--- START OF MATERIAL TO PROCESS ---

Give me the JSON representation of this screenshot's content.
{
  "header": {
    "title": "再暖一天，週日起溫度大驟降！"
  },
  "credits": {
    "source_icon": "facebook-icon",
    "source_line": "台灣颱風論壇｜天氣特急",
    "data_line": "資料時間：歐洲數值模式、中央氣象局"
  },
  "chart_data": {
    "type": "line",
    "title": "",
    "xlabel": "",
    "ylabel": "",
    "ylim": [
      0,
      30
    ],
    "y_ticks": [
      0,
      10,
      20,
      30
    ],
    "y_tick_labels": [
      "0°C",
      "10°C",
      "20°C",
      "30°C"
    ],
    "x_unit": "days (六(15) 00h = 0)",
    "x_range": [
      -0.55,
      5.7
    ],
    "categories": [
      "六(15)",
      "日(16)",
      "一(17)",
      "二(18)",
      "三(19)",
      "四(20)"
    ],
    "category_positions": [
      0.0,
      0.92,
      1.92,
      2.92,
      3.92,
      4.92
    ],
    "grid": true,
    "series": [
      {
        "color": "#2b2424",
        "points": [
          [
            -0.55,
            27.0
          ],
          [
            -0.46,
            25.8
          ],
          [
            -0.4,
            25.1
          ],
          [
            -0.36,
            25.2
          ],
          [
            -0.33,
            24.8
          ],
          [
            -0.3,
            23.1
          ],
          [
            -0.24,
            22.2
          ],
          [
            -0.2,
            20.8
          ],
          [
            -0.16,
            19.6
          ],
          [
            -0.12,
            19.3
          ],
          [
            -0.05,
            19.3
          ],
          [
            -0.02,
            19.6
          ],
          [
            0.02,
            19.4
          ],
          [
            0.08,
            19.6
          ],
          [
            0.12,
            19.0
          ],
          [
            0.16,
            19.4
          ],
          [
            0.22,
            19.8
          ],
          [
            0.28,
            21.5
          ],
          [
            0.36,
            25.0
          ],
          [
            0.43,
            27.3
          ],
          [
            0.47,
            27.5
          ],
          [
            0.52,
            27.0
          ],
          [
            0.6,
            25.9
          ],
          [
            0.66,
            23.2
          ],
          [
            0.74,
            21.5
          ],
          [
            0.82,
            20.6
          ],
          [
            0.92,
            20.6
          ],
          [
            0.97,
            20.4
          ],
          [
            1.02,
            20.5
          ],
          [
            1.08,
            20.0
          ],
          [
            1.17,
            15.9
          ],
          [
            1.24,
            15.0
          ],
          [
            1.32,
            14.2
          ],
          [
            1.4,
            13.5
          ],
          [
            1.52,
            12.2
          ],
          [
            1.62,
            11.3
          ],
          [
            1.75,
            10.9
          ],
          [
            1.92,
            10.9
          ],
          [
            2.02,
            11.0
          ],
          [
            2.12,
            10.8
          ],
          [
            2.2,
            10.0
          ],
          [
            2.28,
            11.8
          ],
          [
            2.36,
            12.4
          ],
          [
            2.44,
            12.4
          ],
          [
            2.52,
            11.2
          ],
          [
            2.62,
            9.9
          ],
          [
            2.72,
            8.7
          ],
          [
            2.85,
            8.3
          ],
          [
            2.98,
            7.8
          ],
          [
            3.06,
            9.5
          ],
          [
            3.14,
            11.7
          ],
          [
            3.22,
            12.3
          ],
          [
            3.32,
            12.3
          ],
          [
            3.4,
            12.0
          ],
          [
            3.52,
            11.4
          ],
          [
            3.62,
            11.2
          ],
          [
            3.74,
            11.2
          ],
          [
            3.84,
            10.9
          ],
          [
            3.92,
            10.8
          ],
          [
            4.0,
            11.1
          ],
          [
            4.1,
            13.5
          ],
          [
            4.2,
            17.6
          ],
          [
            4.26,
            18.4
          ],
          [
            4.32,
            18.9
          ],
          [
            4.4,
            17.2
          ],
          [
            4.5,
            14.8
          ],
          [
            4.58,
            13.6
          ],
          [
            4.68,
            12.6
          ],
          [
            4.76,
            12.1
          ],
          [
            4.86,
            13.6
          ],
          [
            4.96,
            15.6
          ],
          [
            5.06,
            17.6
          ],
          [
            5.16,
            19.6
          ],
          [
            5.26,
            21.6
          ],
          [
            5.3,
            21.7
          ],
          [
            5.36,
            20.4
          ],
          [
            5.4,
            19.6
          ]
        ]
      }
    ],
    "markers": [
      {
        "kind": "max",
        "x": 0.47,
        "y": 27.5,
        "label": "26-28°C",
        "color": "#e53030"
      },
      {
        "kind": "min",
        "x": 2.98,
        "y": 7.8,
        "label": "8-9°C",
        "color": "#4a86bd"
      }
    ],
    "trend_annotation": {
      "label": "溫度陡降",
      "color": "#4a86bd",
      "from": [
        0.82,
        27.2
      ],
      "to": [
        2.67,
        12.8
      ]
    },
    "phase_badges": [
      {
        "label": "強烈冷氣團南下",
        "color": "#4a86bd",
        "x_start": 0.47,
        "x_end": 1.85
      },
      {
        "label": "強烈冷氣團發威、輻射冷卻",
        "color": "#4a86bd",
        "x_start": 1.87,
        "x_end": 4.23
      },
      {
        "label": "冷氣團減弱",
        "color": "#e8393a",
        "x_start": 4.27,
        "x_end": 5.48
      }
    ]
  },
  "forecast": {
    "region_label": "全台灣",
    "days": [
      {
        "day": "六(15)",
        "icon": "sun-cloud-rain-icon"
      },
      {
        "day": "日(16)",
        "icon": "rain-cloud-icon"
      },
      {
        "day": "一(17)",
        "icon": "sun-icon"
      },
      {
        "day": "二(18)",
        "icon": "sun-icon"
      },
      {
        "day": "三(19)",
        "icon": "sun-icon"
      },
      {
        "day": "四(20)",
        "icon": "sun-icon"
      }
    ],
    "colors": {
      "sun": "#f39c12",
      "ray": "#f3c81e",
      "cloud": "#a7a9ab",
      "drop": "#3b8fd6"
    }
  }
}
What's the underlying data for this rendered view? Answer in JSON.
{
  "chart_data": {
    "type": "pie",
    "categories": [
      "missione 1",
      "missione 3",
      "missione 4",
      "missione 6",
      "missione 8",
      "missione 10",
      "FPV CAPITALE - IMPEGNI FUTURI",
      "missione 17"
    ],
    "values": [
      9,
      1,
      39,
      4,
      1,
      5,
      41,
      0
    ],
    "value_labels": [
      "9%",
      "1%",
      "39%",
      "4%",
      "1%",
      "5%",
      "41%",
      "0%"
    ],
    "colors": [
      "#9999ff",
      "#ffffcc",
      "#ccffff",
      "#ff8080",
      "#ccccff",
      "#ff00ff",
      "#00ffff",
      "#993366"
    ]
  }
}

--- END OF MATERIAL TO PROCESS ---

YOUR TASK – Each line of the listing above should be output exactly.

FINAL RESULT –
Give me the JSON representation of this screenshot's content.
{
  "header": {
    "title": "再暖一天，週日起溫度大驟降！"
  },
  "credits": {
    "source_icon": "facebook-icon",
    "source_line": "台灣颱風論壇｜天氣特急",
    "data_line": "資料時間：歐洲數值模式、中央氣象局"
  },
  "chart_data": {
    "type": "line",
    "title": "",
    "xlabel": "",
    "ylabel": "",
    "ylim": [
      0,
      30
    ],
    "y_ticks": [
      0,
      10,
      20,
      30
    ],
    "y_tick_labels": [
      "0°C",
      "10°C",
      "20°C",
      "30°C"
    ],
    "x_unit": "days (六(15) 00h = 0)",
    "x_range": [
      -0.55,
      5.7
    ],
    "categories": [
      "六(15)",
      "日(16)",
      "一(17)",
      "二(18)",
      "三(19)",
      "四(20)"
    ],
    "category_positions": [
      0.0,
      0.92,
      1.92,
      2.92,
      3.92,
      4.92
    ],
    "grid": true,
    "series": [
      {
        "color": "#2b2424",
        "points": [
          [
            -0.55,
            27.0
          ],
          [
            -0.46,
            25.8
          ],
          [
            -0.4,
            25.1
          ],
          [
            -0.36,
            25.2
          ],
          [
            -0.33,
            24.8
          ],
          [
            -0.3,
            23.1
          ],
          [
            -0.24,
            22.2
          ],
          [
            -0.2,
            20.8
          ],
          [
            -0.16,
            19.6
          ],
          [
            -0.12,
            19.3
          ],
          [
            -0.05,
            19.3
          ],
          [
            -0.02,
            19.6
          ],
          [
            0.02,
            19.4
          ],
          [
            0.08,
            19.6
          ],
          [
            0.12,
            19.0
          ],
          [
            0.16,
            19.4
          ],
          [
            0.22,
            19.8
          ],
          [
            0.28,
            21.5
          ],
          [
            0.36,
            25.0
          ],
          [
            0.43,
            27.3
          ],
          [
            0.47,
            27.5
          ],
          [
            0.52,
            27.0
          ],
          [
            0.6,
            25.9
          ],
          [
            0.66,
            23.2
          ],
          [
            0.74,
            21.5
          ],
          [
            0.82,
            20.6
          ],
          [
            0.92,
            20.6
          ],
          [
            0.97,
            20.4
          ],
          [
            1.02,
            20.5
          ],
          [
            1.08,
            20.0
          ],
          [
            1.17,
            15.9
          ],
          [
            1.24,
            15.0
          ],
          [
            1.32,
            14.2
          ],
          [
            1.4,
            13.5
          ],
          [
            1.52,
            12.2
          ],
          [
            1.62,
            11.3
          ],
          [
            1.75,
            10.9
          ],
          [
            1.92,
            10.9
          ],
          [
            2.02,
            11.0
          ],
          [
            2.12,
            10.8
          ],
          [
            2.2,
            10.0
          ],
          [
            2.28,
            11.8
          ],
          [
            2.36,
            12.4
          ],
          [
            2.44,
            12.4
          ],
          [
            2.52,
            11.2
          ],
          [
            2.62,
            9.9
          ],
          [
            2.72,
            8.7
          ],
          [
            2.85,
            8.3
          ],
          [
            2.98,
            7.8
          ],
          [
            3.06,
            9.5
          ],
          [
            3.14,
            11.7
          ],
          [
            3.22,
            12.3
          ],
          [
            3.32,
            12.3
          ],
          [
            3.4,
            12.0
          ],
          [
            3.52,
            11.4
          ],
          [
            3.62,
            11.2
          ],
          [
            3.74,
            11.2
          ],
          [
            3.84,
            10.9
          ],
          [
            3.92,
            10.8
          ],
          [
            4.0,
            11.1
          ],
          [
            4.1,
            13.5
          ],
          [
            4.2,
            17.6
          ],
          [
            4.26,
            18.4
          ],
          [
            4.32,
            18.9
          ],
          [
            4.4,
            17.2
          ],
          [
            4.5,
            14.8
          ],
          [
            4.58,
            13.6
          ],
          [
            4.68,
            12.6
          ],
          [
            4.76,
            12.1
          ],
          [
            4.86,
            13.6
          ],
          [
            4.96,
            15.6
          ],
          [
            5.06,
            17.6
          ],
          [
            5.16,
            19.6
          ],
          [
            5.26,
            21.6
          ],
          [
            5.3,
            21.7
          ],
          [
            5.36,
            20.4
          ],
          [
            5.4,
            19.6
          ]
        ]
      }
    ],
    "markers": [
      {
        "kind": "max",
        "x": 0.47,
        "y": 27.5,
        "label": "26-28°C",
        "color": "#e53030"
      },
      {
        "kind": "min",
        "x": 2.98,
        "y": 7.8,
        "label": "8-9°C",
        "color": "#4a86bd"
      }
    ],
    "trend_annotation": {
      "label": "溫度陡降",
      "color": "#4a86bd",
      "from": [
        0.82,
        27.2
      ],
      "to": [
        2.67,
        12.8
      ]
    },
    "phase_badges": [
      {
        "label": "強烈冷氣團南下",
        "color": "#4a86bd",
        "x_start": 0.47,
        "x_end": 1.85
      },
      {
        "label": "強烈冷氣團發威、輻射冷卻",
        "color": "#4a86bd",
        "x_start": 1.87,
        "x_end": 4.23
      },
      {
        "label": "冷氣團減弱",
        "color": "#e8393a",
        "x_start": 4.27,
        "x_end": 5.48
      }
    ]
  },
  "forecast": {
    "region_label": "全台灣",
    "days": [
      {
        "day": "六(15)",
        "icon": "sun-cloud-rain-icon"
      },
      {
        "day": "日(16)",
        "icon": "rain-cloud-icon"
      },
      {
        "day": "一(17)",
        "icon": "sun-icon"
      },
      {
        "day": "二(18)",
        "icon": "sun-icon"
      },
      {
        "day": "三(19)",
        "icon": "sun-icon"
      },
      {
        "day": "四(20)",
        "icon": "sun-icon"
      }
    ],
    "colors": {
      "sun": "#f39c12",
      "ray": "#f3c81e",
      "cloud": "#a7a9ab",
      "drop": "#3b8fd6"
    }
  }
}
What's the underlying data for this rendered view? Answer in JSON.
{
  "chart_data": {
    "type": "pie",
    "categories": [
      "missione 1",
      "missione 3",
      "missione 4",
      "missione 6",
      "missione 8",
      "missione 10",
      "FPV CAPITALE - IMPEGNI FUTURI",
      "missione 17"
    ],
    "values": [
      9,
      1,
      39,
      4,
      1,
      5,
      41,
      0
    ],
    "value_labels": [
      "9%",
      "1%",
      "39%",
      "4%",
      "1%",
      "5%",
      "41%",
      "0%"
    ],
    "colors": [
      "#9999ff",
      "#ffffcc",
      "#ccffff",
      "#ff8080",
      "#ccccff",
      "#ff00ff",
      "#00ffff",
      "#993366"
    ]
  }
}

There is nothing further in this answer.